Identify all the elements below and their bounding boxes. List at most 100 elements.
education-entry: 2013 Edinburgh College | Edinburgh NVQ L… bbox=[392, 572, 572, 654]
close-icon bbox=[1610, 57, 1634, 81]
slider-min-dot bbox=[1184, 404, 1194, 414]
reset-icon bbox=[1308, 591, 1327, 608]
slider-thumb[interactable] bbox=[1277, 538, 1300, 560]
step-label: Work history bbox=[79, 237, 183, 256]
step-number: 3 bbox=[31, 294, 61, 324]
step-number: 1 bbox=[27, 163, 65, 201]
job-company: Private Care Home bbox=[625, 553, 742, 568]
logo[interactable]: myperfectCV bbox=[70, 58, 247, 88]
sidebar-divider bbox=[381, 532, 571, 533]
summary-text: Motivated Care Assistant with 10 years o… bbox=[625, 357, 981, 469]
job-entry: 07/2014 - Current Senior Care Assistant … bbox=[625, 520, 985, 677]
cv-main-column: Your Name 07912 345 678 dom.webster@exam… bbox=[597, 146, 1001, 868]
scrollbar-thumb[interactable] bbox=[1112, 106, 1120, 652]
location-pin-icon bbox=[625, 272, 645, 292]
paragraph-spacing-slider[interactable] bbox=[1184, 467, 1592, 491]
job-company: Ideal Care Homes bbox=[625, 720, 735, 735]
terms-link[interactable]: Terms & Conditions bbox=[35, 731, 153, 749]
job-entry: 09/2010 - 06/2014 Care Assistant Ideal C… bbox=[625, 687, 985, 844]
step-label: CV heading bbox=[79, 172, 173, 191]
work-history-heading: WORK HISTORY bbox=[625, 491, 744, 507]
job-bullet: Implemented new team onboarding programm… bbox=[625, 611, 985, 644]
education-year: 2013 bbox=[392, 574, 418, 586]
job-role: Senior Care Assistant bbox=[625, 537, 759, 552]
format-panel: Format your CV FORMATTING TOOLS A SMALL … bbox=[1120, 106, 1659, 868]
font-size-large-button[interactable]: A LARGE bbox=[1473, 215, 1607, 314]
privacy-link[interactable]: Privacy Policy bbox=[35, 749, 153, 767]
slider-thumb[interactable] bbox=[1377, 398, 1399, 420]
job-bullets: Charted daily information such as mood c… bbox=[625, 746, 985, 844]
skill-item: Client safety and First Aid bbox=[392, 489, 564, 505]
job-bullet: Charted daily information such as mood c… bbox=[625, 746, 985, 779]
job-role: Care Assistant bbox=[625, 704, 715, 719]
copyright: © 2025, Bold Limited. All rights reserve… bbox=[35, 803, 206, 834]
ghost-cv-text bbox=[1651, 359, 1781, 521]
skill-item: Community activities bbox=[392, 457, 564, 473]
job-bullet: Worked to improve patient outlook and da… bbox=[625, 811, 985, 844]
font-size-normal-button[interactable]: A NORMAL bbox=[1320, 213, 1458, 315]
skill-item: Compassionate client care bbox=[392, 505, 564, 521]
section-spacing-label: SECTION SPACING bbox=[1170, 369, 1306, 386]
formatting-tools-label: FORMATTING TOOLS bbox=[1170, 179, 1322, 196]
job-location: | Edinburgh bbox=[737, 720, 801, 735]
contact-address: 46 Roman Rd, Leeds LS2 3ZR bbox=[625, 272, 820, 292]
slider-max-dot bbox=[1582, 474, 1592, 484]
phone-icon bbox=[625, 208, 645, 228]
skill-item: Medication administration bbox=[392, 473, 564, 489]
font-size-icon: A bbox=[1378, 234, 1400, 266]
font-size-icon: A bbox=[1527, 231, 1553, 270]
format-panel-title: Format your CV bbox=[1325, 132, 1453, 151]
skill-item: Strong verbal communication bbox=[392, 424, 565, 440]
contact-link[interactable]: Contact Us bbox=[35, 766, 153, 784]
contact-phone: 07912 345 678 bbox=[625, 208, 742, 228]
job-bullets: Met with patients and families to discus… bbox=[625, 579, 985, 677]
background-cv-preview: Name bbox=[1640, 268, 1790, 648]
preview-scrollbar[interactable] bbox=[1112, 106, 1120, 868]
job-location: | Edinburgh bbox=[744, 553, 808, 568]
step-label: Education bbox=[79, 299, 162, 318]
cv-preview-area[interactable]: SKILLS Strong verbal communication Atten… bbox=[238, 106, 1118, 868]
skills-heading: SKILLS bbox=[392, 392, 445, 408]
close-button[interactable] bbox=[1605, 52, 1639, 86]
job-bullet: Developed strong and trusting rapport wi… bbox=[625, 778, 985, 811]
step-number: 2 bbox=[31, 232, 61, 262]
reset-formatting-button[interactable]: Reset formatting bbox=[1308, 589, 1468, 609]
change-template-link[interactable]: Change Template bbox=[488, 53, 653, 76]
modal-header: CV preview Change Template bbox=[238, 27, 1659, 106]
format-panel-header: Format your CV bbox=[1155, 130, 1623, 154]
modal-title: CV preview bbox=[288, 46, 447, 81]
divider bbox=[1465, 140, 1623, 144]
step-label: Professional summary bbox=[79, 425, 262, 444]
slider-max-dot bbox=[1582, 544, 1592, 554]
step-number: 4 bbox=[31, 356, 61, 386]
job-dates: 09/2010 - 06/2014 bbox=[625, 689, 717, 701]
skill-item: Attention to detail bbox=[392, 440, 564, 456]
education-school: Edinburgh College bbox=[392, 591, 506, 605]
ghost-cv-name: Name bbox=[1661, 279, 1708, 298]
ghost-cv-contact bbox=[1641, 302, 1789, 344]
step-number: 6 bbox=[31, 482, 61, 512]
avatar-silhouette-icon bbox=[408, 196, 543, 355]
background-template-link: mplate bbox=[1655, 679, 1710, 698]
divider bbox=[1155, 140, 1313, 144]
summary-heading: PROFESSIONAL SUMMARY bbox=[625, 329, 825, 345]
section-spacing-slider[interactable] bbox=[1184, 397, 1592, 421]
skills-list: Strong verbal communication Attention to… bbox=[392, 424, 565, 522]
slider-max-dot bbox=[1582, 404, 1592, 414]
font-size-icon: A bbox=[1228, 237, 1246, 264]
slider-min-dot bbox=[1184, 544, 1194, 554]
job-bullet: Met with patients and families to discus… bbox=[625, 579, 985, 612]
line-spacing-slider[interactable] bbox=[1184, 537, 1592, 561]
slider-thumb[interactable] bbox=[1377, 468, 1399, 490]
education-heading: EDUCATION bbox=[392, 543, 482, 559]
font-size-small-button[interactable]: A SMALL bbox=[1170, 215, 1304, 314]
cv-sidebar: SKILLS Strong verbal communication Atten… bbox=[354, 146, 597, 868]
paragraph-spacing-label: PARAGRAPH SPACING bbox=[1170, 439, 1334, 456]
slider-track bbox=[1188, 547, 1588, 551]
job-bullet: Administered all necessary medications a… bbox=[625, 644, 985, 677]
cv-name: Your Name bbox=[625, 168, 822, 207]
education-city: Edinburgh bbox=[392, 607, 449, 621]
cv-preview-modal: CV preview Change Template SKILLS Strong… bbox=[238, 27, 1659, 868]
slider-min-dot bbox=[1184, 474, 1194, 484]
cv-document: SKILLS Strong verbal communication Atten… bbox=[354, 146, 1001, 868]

++++++++++++++++++++

What the exercise needs is every record again, word for word.

*OUTPUT*
Identify all the elements below and their bounding boxes. List at most 100 elements.
education-entry: 2013 Edinburgh College | Edinburgh NVQ L… bbox=[392, 572, 572, 654]
close-icon bbox=[1610, 57, 1634, 81]
slider-min-dot bbox=[1184, 404, 1194, 414]
reset-icon bbox=[1308, 591, 1327, 608]
slider-thumb[interactable] bbox=[1277, 538, 1300, 560]
step-label: Work history bbox=[79, 237, 183, 256]
step-number: 3 bbox=[31, 294, 61, 324]
step-number: 1 bbox=[27, 163, 65, 201]
job-company: Private Care Home bbox=[625, 553, 742, 568]
logo[interactable]: myperfectCV bbox=[70, 58, 247, 88]
sidebar-divider bbox=[381, 532, 571, 533]
summary-text: Motivated Care Assistant with 10 years o… bbox=[625, 357, 981, 469]
job-entry: 07/2014 - Current Senior Care Assistant … bbox=[625, 520, 985, 677]
cv-main-column: Your Name 07912 345 678 dom.webster@exam… bbox=[597, 146, 1001, 868]
scrollbar-thumb[interactable] bbox=[1112, 106, 1120, 652]
location-pin-icon bbox=[625, 272, 645, 292]
paragraph-spacing-slider[interactable] bbox=[1184, 467, 1592, 491]
job-company: Ideal Care Homes bbox=[625, 720, 735, 735]
terms-link[interactable]: Terms & Conditions bbox=[35, 731, 153, 749]
job-entry: 09/2010 - 06/2014 Care Assistant Ideal C… bbox=[625, 687, 985, 844]
step-label: CV heading bbox=[79, 172, 173, 191]
work-history-heading: WORK HISTORY bbox=[625, 491, 744, 507]
job-bullet: Implemented new team onboarding programm… bbox=[625, 611, 985, 644]
education-year: 2013 bbox=[392, 574, 418, 586]
job-role: Senior Care Assistant bbox=[625, 537, 759, 552]
format-panel: Format your CV FORMATTING TOOLS A SMALL … bbox=[1120, 106, 1659, 868]
font-size-large-button[interactable]: A LARGE bbox=[1473, 215, 1607, 314]
privacy-link[interactable]: Privacy Policy bbox=[35, 749, 153, 767]
slider-thumb[interactable] bbox=[1377, 398, 1399, 420]
job-bullets: Charted daily information such as mood c… bbox=[625, 746, 985, 844]
skill-item: Client safety and First Aid bbox=[392, 489, 564, 505]
job-bullet: Charted daily information such as mood c… bbox=[625, 746, 985, 779]
job-role: Care Assistant bbox=[625, 704, 715, 719]
copyright: © 2025, Bold Limited. All rights reserve… bbox=[35, 803, 206, 834]
ghost-cv-text bbox=[1651, 359, 1781, 521]
skill-item: Community activities bbox=[392, 457, 564, 473]
job-bullet: Worked to improve patient outlook and da… bbox=[625, 811, 985, 844]
font-size-normal-button[interactable]: A NORMAL bbox=[1320, 213, 1458, 315]
skill-item: Compassionate client care bbox=[392, 505, 564, 521]
section-spacing-label: SECTION SPACING bbox=[1170, 369, 1306, 386]
formatting-tools-label: FORMATTING TOOLS bbox=[1170, 179, 1322, 196]
job-location: | Edinburgh bbox=[737, 720, 801, 735]
contact-address: 46 Roman Rd, Leeds LS2 3ZR bbox=[625, 272, 820, 292]
slider-max-dot bbox=[1582, 474, 1592, 484]
phone-icon bbox=[625, 208, 645, 228]
skill-item: Medication administration bbox=[392, 473, 564, 489]
font-size-icon: A bbox=[1378, 234, 1400, 266]
font-size-icon: A bbox=[1527, 231, 1553, 270]
format-panel-title: Format your CV bbox=[1325, 132, 1453, 151]
skill-item: Strong verbal communication bbox=[392, 424, 565, 440]
contact-link[interactable]: Contact Us bbox=[35, 766, 153, 784]
contact-phone: 07912 345 678 bbox=[625, 208, 742, 228]
job-bullets: Met with patients and families to discus… bbox=[625, 579, 985, 677]
background-cv-preview: Name bbox=[1640, 268, 1790, 648]
preview-scrollbar[interactable] bbox=[1112, 106, 1120, 868]
job-location: | Edinburgh bbox=[744, 553, 808, 568]
step-label: Education bbox=[79, 299, 162, 318]
cv-preview-area[interactable]: SKILLS Strong verbal communication Atten… bbox=[238, 106, 1118, 868]
skills-heading: SKILLS bbox=[392, 392, 445, 408]
close-button[interactable] bbox=[1605, 52, 1639, 86]
job-bullet: Developed strong and trusting rapport wi… bbox=[625, 778, 985, 811]
step-number: 2 bbox=[31, 232, 61, 262]
reset-formatting-button[interactable]: Reset formatting bbox=[1308, 589, 1468, 609]
change-template-link[interactable]: Change Template bbox=[488, 53, 653, 76]
modal-header: CV preview Change Template bbox=[238, 27, 1659, 106]
format-panel-header: Format your CV bbox=[1155, 130, 1623, 154]
modal-title: CV preview bbox=[288, 46, 447, 81]
divider bbox=[1465, 140, 1623, 144]
step-label: Professional summary bbox=[79, 425, 262, 444]
slider-max-dot bbox=[1582, 544, 1592, 554]
step-number: 4 bbox=[31, 356, 61, 386]
job-dates: 09/2010 - 06/2014 bbox=[625, 689, 717, 701]
skill-item: Attention to detail bbox=[392, 440, 564, 456]
education-school: Edinburgh College bbox=[392, 591, 506, 605]
ghost-cv-name: Name bbox=[1661, 279, 1708, 298]
ghost-cv-contact bbox=[1641, 302, 1789, 344]
step-number: 6 bbox=[31, 482, 61, 512]
avatar-silhouette-icon bbox=[408, 196, 543, 355]
background-template-link: mplate bbox=[1655, 679, 1710, 698]
divider bbox=[1155, 140, 1313, 144]
summary-heading: PROFESSIONAL SUMMARY bbox=[625, 329, 825, 345]
section-spacing-slider[interactable] bbox=[1184, 397, 1592, 421]
skills-list: Strong verbal communication Attention to… bbox=[392, 424, 565, 522]
slider-max-dot bbox=[1582, 404, 1592, 414]
font-size-icon: A bbox=[1228, 237, 1246, 264]
slider-min-dot bbox=[1184, 544, 1194, 554]
job-bullet: Met with patients and families to discus… bbox=[625, 579, 985, 612]
line-spacing-slider[interactable] bbox=[1184, 537, 1592, 561]
slider-thumb[interactable] bbox=[1377, 468, 1399, 490]
education-heading: EDUCATION bbox=[392, 543, 482, 559]
font-size-small-button[interactable]: A SMALL bbox=[1170, 215, 1304, 314]
cv-sidebar: SKILLS Strong verbal communication Atten… bbox=[354, 146, 597, 868]
paragraph-spacing-label: PARAGRAPH SPACING bbox=[1170, 439, 1334, 456]
slider-track bbox=[1188, 547, 1588, 551]
job-bullet: Administered all necessary medications a… bbox=[625, 644, 985, 677]
cv-name: Your Name bbox=[625, 168, 822, 207]
education-city: Edinburgh bbox=[392, 607, 449, 621]
cv-preview-modal: CV preview Change Template SKILLS Strong… bbox=[238, 27, 1659, 868]
slider-min-dot bbox=[1184, 474, 1194, 484]
cv-document: SKILLS Strong verbal communication Atten… bbox=[354, 146, 1001, 868]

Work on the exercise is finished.